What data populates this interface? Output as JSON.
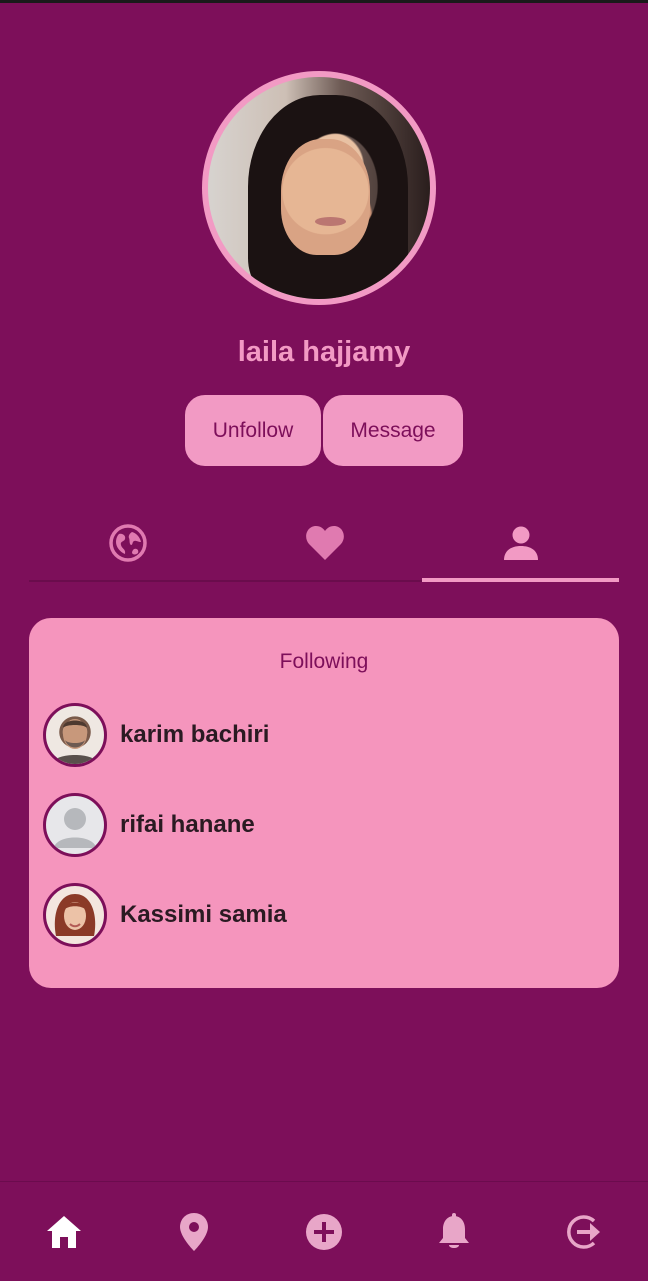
{
  "profile": {
    "name": "laila hajjamy",
    "avatar_icon": "profile-photo"
  },
  "actions": {
    "unfollow_label": "Unfollow",
    "message_label": "Message"
  },
  "tabs": [
    {
      "icon": "globe-icon",
      "active": false
    },
    {
      "icon": "heart-icon",
      "active": false
    },
    {
      "icon": "person-icon",
      "active": true
    }
  ],
  "following": {
    "title": "Following",
    "items": [
      {
        "name": "karim bachiri"
      },
      {
        "name": "rifai hanane"
      },
      {
        "name": "Kassimi samia"
      }
    ]
  },
  "bottom_nav": [
    {
      "icon": "home-icon",
      "active": true
    },
    {
      "icon": "location-pin-icon",
      "active": false
    },
    {
      "icon": "add-circle-icon",
      "active": false
    },
    {
      "icon": "bell-icon",
      "active": false
    },
    {
      "icon": "logout-icon",
      "active": false
    }
  ],
  "colors": {
    "background": "#7d0f5a",
    "accent": "#f29ac4",
    "card": "#f595bd"
  }
}
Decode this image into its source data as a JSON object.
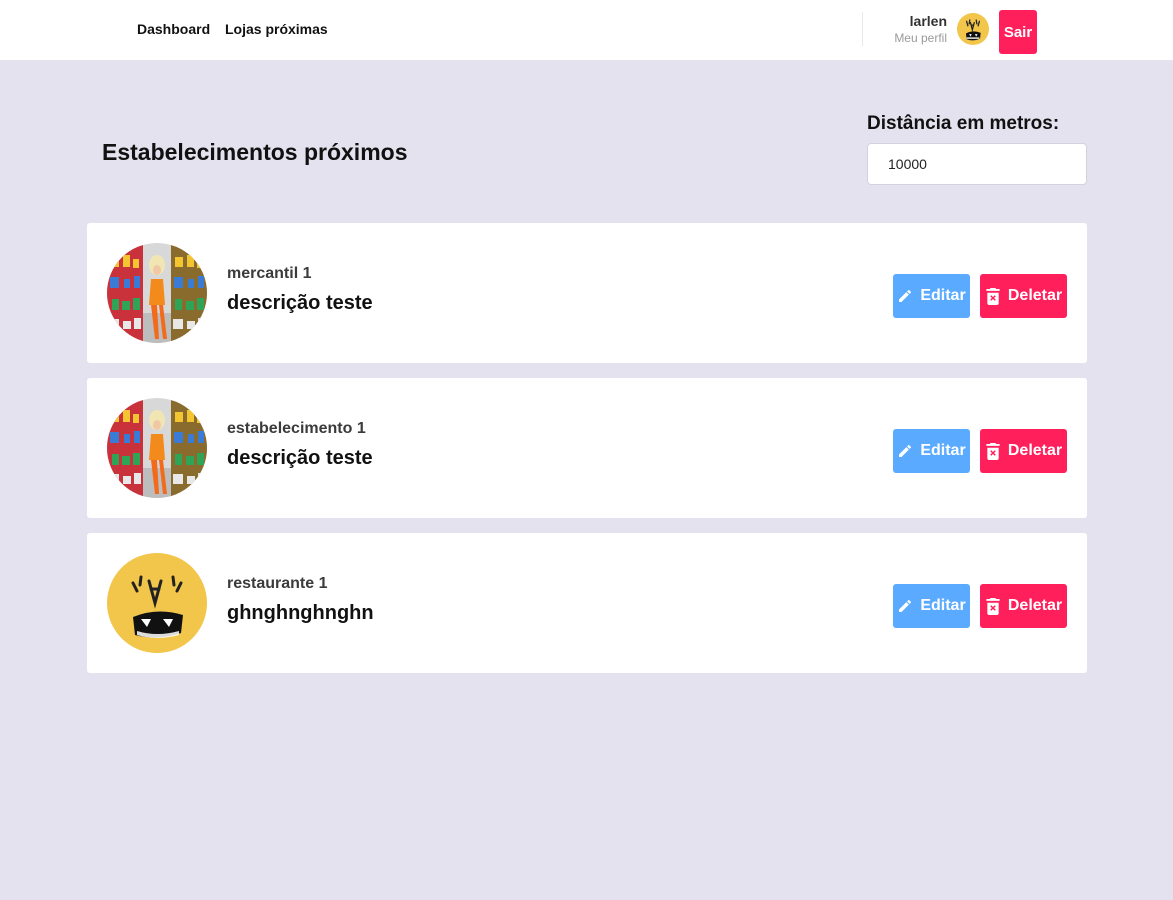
{
  "nav": {
    "items": [
      {
        "label": "Dashboard"
      },
      {
        "label": "Lojas próximas"
      }
    ]
  },
  "profile": {
    "name": "larlen",
    "link_label": "Meu perfil",
    "avatar_icon": "monster-face-avatar",
    "logout_label": "Sair"
  },
  "header": {
    "title": "Estabelecimentos próximos",
    "distance_label": "Distância em metros:",
    "distance_value": "10000"
  },
  "stores": [
    {
      "name": "mercantil 1",
      "description": "descrição teste",
      "image": "supermarket-photo",
      "edit_label": "Editar",
      "delete_label": "Deletar"
    },
    {
      "name": "estabelecimento 1",
      "description": "descrição teste",
      "image": "supermarket-photo",
      "edit_label": "Editar",
      "delete_label": "Deletar"
    },
    {
      "name": "restaurante 1",
      "description": "ghnghnghnghn",
      "image": "monster-face-avatar",
      "edit_label": "Editar",
      "delete_label": "Deletar"
    }
  ],
  "colors": {
    "background": "#e4e2ee",
    "edit_button": "#5aabff",
    "delete_button": "#ff1f5a",
    "logout_button": "#ff1f5a",
    "avatar_yellow": "#f2c54b"
  }
}
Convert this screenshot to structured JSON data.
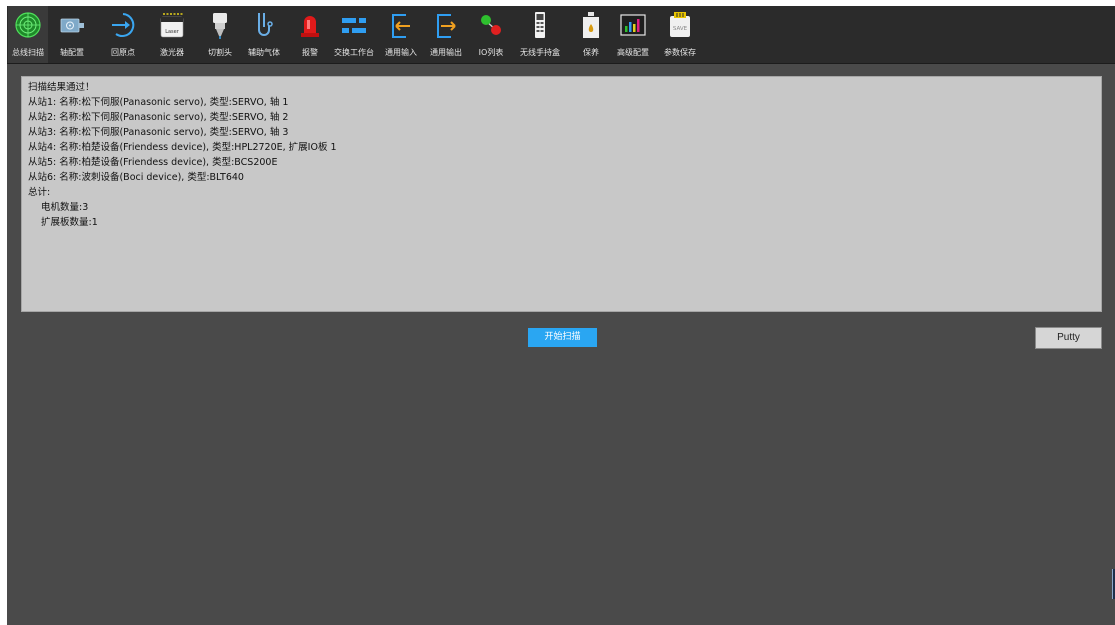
{
  "toolbar": {
    "items": [
      {
        "label": "总线扫描",
        "icon": "radar-icon",
        "active": true
      },
      {
        "label": "轴配置",
        "icon": "servo-motor-icon"
      },
      {
        "label": "回原点",
        "icon": "return-home-icon"
      },
      {
        "label": "激光器",
        "icon": "laser-icon",
        "icon_text": "Laser"
      },
      {
        "label": "切割头",
        "icon": "cutting-head-icon"
      },
      {
        "label": "辅助气体",
        "icon": "gas-icon"
      },
      {
        "label": "报警",
        "icon": "alarm-light-icon"
      },
      {
        "label": "交换工作台",
        "icon": "exchange-table-icon"
      },
      {
        "label": "通用输入",
        "icon": "input-icon"
      },
      {
        "label": "通用输出",
        "icon": "output-icon"
      },
      {
        "label": "IO列表",
        "icon": "io-list-icon"
      },
      {
        "label": "无线手持盒",
        "icon": "wireless-remote-icon"
      },
      {
        "label": "保养",
        "icon": "oil-can-icon"
      },
      {
        "label": "高级配置",
        "icon": "advanced-config-icon"
      },
      {
        "label": "参数保存",
        "icon": "save-card-icon",
        "icon_text": "SAVE"
      }
    ]
  },
  "result": {
    "lines": [
      "扫描结果通过！",
      "从站1: 名称:松下伺服(Panasonic servo), 类型:SERVO, 轴 1",
      "从站2: 名称:松下伺服(Panasonic servo), 类型:SERVO, 轴 2",
      "从站3: 名称:松下伺服(Panasonic servo), 类型:SERVO, 轴 3",
      "从站4: 名称:柏楚设备(Friendess device), 类型:HPL2720E, 扩展IO板 1",
      "从站5: 名称:柏楚设备(Friendess device), 类型:BCS200E",
      "从站6: 名称:波刺设备(Boci device), 类型:BLT640",
      "总计:",
      "电机数量:3",
      "扩展板数量:1"
    ]
  },
  "buttons": {
    "scan": "开始扫描",
    "putty": "Putty"
  },
  "colors": {
    "toolbar_bg": "#2b2b2b",
    "window_bg": "#4a4a4a",
    "result_bg": "#c8c8c8",
    "accent": "#2aa6f2"
  }
}
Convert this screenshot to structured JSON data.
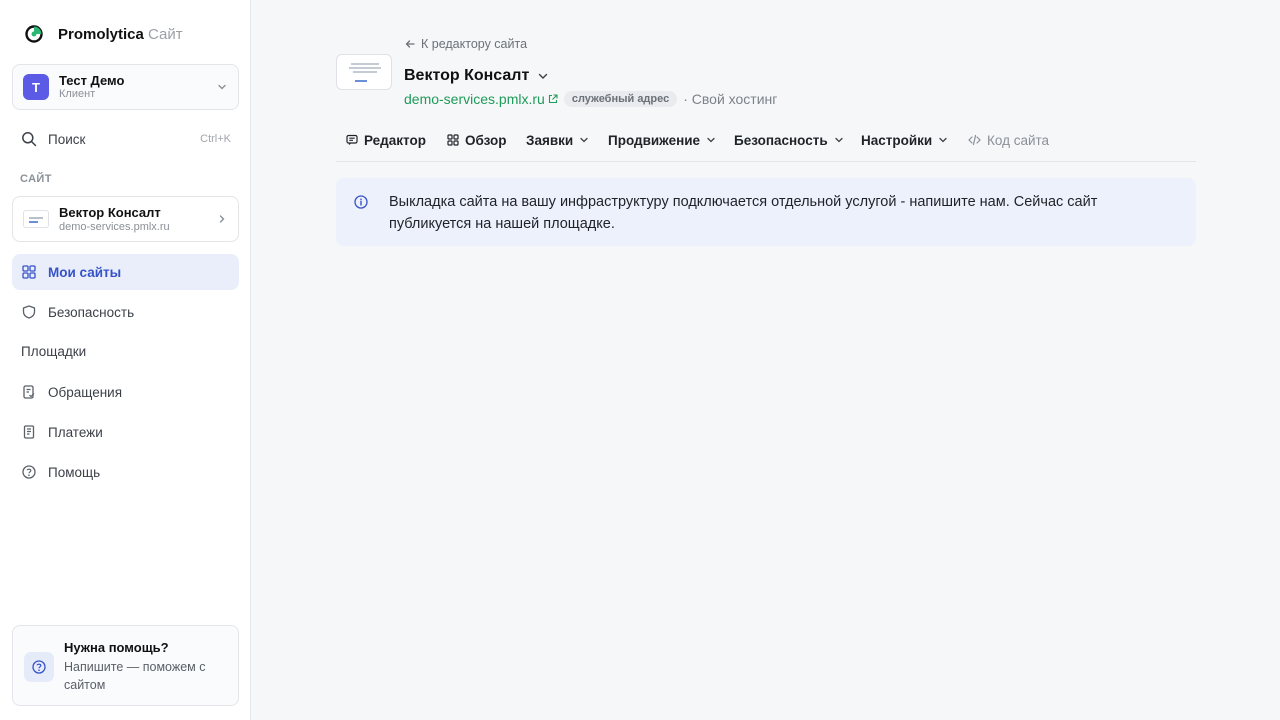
####################
**Requirement:** Reproduce every entry word for word, but omit the pictures.

**Expected answer:**
What data populates this interface? Output as JSON.
{
  "profile": {
    "name": "laila hajjamy",
    "avatar_icon": "profile-photo"
  },
  "actions": {
    "unfollow_label": "Unfollow",
    "message_label": "Message"
  },
  "tabs": [
    {
      "icon": "globe-icon",
      "active": false
    },
    {
      "icon": "heart-icon",
      "active": false
    },
    {
      "icon": "person-icon",
      "active": true
    }
  ],
  "following": {
    "title": "Following",
    "items": [
      {
        "name": "karim bachiri"
      },
      {
        "name": "rifai hanane"
      },
      {
        "name": "Kassimi samia"
      }
    ]
  },
  "bottom_nav": [
    {
      "icon": "home-icon",
      "active": true
    },
    {
      "icon": "location-pin-icon",
      "active": false
    },
    {
      "icon": "add-circle-icon",
      "active": false
    },
    {
      "icon": "bell-icon",
      "active": false
    },
    {
      "icon": "logout-icon",
      "active": false
    }
  ],
  "colors": {
    "background": "#7d0f5a",
    "accent": "#f29ac4",
    "card": "#f595bd"
  }
}
Decode this image into its source data as a JSON object.
{
  "nav": {
    "items": [
      {
        "label": "Dashboard"
      },
      {
        "label": "Lojas próximas"
      }
    ]
  },
  "profile": {
    "name": "larlen",
    "link_label": "Meu perfil",
    "avatar_icon": "monster-face-avatar",
    "logout_label": "Sair"
  },
  "header": {
    "title": "Estabelecimentos próximos",
    "distance_label": "Distância em metros:",
    "distance_value": "10000"
  },
  "stores": [
    {
      "name": "mercantil 1",
      "description": "descrição teste",
      "image": "supermarket-photo",
      "edit_label": "Editar",
      "delete_label": "Deletar"
    },
    {
      "name": "estabelecimento 1",
      "description": "descrição teste",
      "image": "supermarket-photo",
      "edit_label": "Editar",
      "delete_label": "Deletar"
    },
    {
      "name": "restaurante 1",
      "description": "ghnghnghnghn",
      "image": "monster-face-avatar",
      "edit_label": "Editar",
      "delete_label": "Deletar"
    }
  ],
  "colors": {
    "background": "#e4e2ee",
    "edit_button": "#5aabff",
    "delete_button": "#ff1f5a",
    "logout_button": "#ff1f5a",
    "avatar_yellow": "#f2c54b"
  }
}
Convert this screenshot to structured JSON data.
{
  "toolbar": {
    "items": [
      {
        "label": "总线扫描",
        "icon": "radar-icon",
        "active": true
      },
      {
        "label": "轴配置",
        "icon": "servo-motor-icon"
      },
      {
        "label": "回原点",
        "icon": "return-home-icon"
      },
      {
        "label": "激光器",
        "icon": "laser-icon",
        "icon_text": "Laser"
      },
      {
        "label": "切割头",
        "icon": "cutting-head-icon"
      },
      {
        "label": "辅助气体",
        "icon": "gas-icon"
      },
      {
        "label": "报警",
        "icon": "alarm-light-icon"
      },
      {
        "label": "交换工作台",
        "icon": "exchange-table-icon"
      },
      {
        "label": "通用输入",
        "icon": "input-icon"
      },
      {
        "label": "通用输出",
        "icon": "output-icon"
      },
      {
        "label": "IO列表",
        "icon": "io-list-icon"
      },
      {
        "label": "无线手持盒",
        "icon": "wireless-remote-icon"
      },
      {
        "label": "保养",
        "icon": "oil-can-icon"
      },
      {
        "label": "高级配置",
        "icon": "advanced-config-icon"
      },
      {
        "label": "参数保存",
        "icon": "save-card-icon",
        "icon_text": "SAVE"
      }
    ]
  },
  "result": {
    "lines": [
      "扫描结果通过！",
      "从站1: 名称:松下伺服(Panasonic servo), 类型:SERVO, 轴 1",
      "从站2: 名称:松下伺服(Panasonic servo), 类型:SERVO, 轴 2",
      "从站3: 名称:松下伺服(Panasonic servo), 类型:SERVO, 轴 3",
      "从站4: 名称:柏楚设备(Friendess device), 类型:HPL2720E, 扩展IO板 1",
      "从站5: 名称:柏楚设备(Friendess device), 类型:BCS200E",
      "从站6: 名称:波刺设备(Boci device), 类型:BLT640",
      "总计:",
      "电机数量:3",
      "扩展板数量:1"
    ]
  },
  "buttons": {
    "scan": "开始扫描",
    "putty": "Putty"
  },
  "colors": {
    "toolbar_bg": "#2b2b2b",
    "window_bg": "#4a4a4a",
    "result_bg": "#c8c8c8",
    "accent": "#2aa6f2"
  }
}
Convert this screenshot to structured JSON data.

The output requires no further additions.